* [Provided records]
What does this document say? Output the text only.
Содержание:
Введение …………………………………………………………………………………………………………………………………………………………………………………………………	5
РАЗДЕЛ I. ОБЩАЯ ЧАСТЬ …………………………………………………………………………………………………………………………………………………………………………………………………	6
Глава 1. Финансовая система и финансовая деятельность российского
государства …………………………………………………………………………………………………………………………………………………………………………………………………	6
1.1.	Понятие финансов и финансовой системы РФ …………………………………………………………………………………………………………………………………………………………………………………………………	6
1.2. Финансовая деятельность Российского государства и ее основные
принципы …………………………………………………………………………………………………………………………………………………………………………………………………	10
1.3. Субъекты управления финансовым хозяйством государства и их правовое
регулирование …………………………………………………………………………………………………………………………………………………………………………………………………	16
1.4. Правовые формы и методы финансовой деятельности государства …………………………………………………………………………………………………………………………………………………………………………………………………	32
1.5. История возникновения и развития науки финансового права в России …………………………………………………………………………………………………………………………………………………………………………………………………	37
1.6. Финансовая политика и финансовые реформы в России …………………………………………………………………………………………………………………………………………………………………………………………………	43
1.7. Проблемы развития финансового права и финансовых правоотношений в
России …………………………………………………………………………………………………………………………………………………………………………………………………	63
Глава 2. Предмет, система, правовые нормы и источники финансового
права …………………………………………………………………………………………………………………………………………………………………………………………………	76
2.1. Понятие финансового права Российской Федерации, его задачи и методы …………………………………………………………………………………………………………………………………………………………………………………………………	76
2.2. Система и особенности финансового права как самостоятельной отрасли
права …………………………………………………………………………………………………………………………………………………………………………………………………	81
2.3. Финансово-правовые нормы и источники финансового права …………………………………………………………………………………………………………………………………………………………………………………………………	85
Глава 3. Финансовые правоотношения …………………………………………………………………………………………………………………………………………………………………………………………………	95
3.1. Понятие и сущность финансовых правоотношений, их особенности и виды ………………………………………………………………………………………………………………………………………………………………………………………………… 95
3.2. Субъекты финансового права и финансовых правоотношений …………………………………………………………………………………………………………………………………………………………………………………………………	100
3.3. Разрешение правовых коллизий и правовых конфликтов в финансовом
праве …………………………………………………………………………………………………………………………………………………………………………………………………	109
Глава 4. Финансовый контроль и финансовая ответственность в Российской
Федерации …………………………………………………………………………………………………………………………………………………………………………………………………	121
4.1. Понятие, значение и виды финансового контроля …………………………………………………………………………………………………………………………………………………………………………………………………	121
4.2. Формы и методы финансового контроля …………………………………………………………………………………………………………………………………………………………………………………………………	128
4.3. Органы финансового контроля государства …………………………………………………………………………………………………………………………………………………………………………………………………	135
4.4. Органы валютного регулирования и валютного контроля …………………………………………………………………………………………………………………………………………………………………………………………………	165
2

* * *

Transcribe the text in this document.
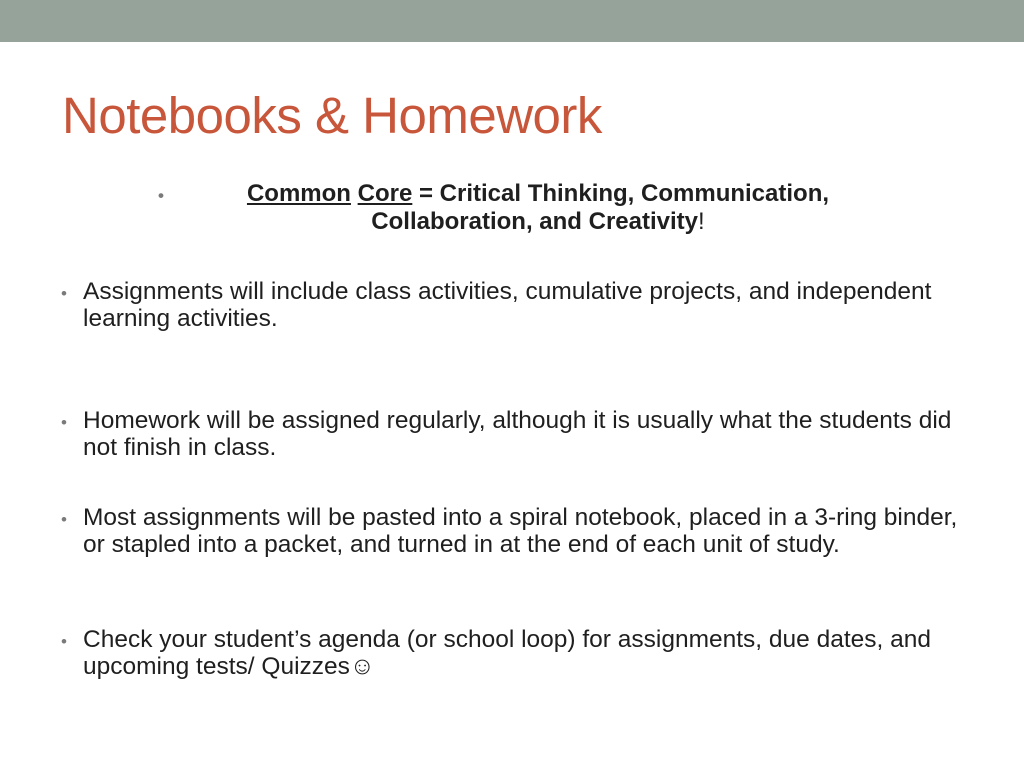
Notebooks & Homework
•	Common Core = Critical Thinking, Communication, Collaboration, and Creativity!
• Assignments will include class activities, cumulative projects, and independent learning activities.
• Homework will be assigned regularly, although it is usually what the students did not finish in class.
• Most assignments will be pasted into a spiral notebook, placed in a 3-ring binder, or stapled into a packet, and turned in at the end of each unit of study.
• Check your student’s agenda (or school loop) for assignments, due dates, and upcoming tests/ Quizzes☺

...

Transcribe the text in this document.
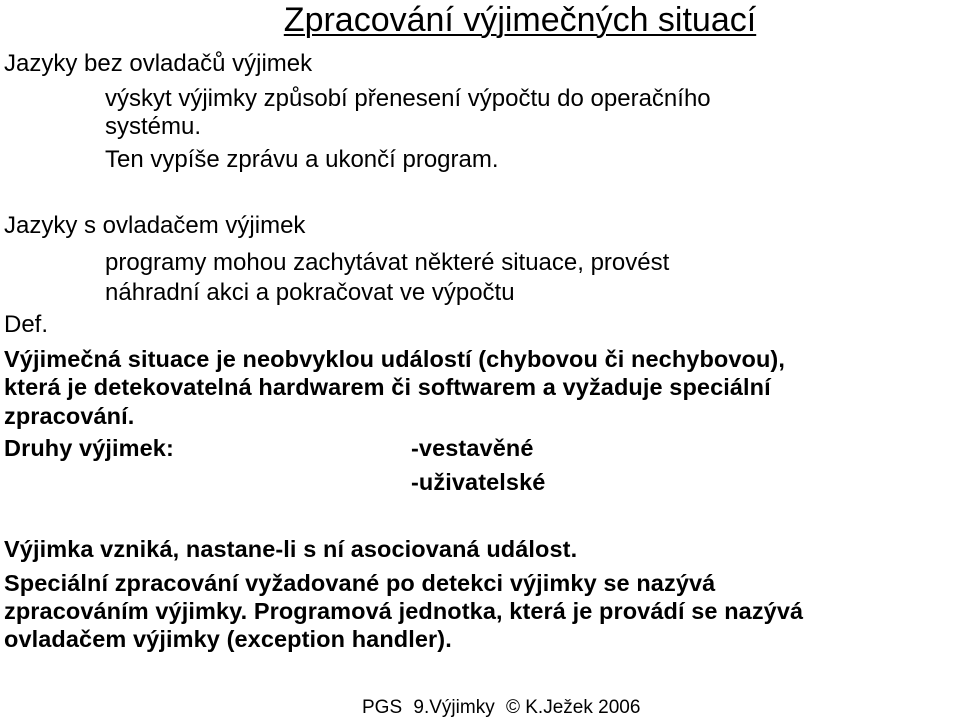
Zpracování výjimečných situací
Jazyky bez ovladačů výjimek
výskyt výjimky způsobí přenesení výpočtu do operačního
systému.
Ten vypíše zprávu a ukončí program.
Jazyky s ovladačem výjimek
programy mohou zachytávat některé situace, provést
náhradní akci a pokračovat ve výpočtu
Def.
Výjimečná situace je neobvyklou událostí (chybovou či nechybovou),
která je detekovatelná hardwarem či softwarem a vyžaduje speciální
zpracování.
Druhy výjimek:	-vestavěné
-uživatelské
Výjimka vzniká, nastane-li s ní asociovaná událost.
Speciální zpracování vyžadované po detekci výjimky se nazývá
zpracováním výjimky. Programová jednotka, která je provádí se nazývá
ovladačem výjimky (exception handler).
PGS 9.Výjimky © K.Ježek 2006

* [Exercise prompt] Gather all lines of the records that include the word "контроля".

* [Written response]
4.1. Понятие, значение и виды финансового контроля …………………………………………………………………………………………………………………………………………………………………………………………………	121
4.2. Формы и методы финансового контроля …………………………………………………………………………………………………………………………………………………………………………………………………	128
4.3. Органы финансового контроля государства …………………………………………………………………………………………………………………………………………………………………………………………………	135
4.4. Органы валютного регулирования и валютного контроля …………………………………………………………………………………………………………………………………………………………………………………………………	165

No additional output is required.